§ What to work on: Drop the pictures, then extract the listing word for word.

Recorded data
##########

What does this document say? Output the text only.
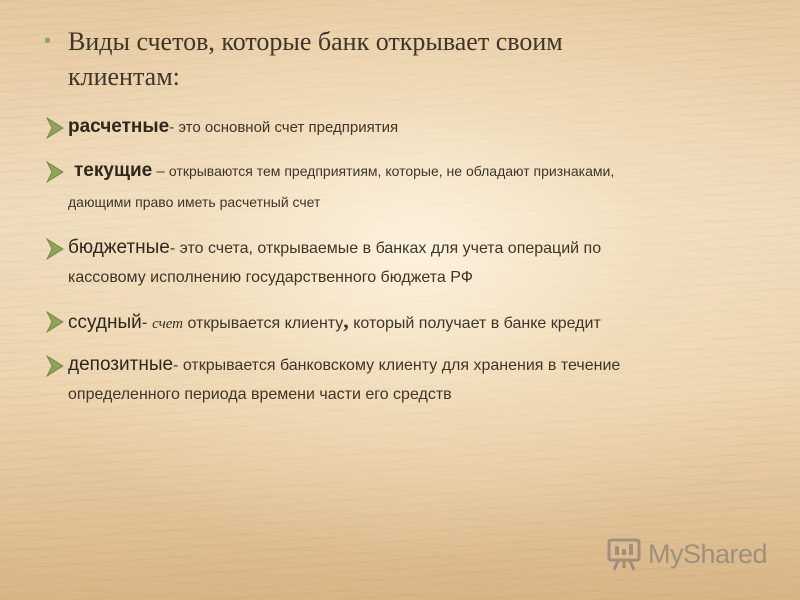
• Виды счетов, которые банк открывает своим
клиентам:
расчетные- это основной счет предприятия
текущие – открываются тем предприятиям, которые, не обладают признаками,
дающими право иметь расчетный счет
бюджетные- это счета, открываемые в банках для учета операций по
кассовому исполнению государственного бюджета РФ
ссудный- счет открывается клиенту, который получает в банке кредит
депозитные- открывается банковскому клиенту для хранения в течение
определенного периода времени части его средств
MyShared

##########

§ Written answer:
What does this document say? Output the text only.
• Виды счетов, которые банк открывает своим
клиентам:
расчетные- это основной счет предприятия
текущие – открываются тем предприятиям, которые, не обладают признаками,
дающими право иметь расчетный счет
бюджетные- это счета, открываемые в банках для учета операций по
кассовому исполнению государственного бюджета РФ
ссудный- счет открывается клиенту, который получает в банке кредит
депозитные- открывается банковскому клиенту для хранения в течение
определенного периода времени части его средств
MyShared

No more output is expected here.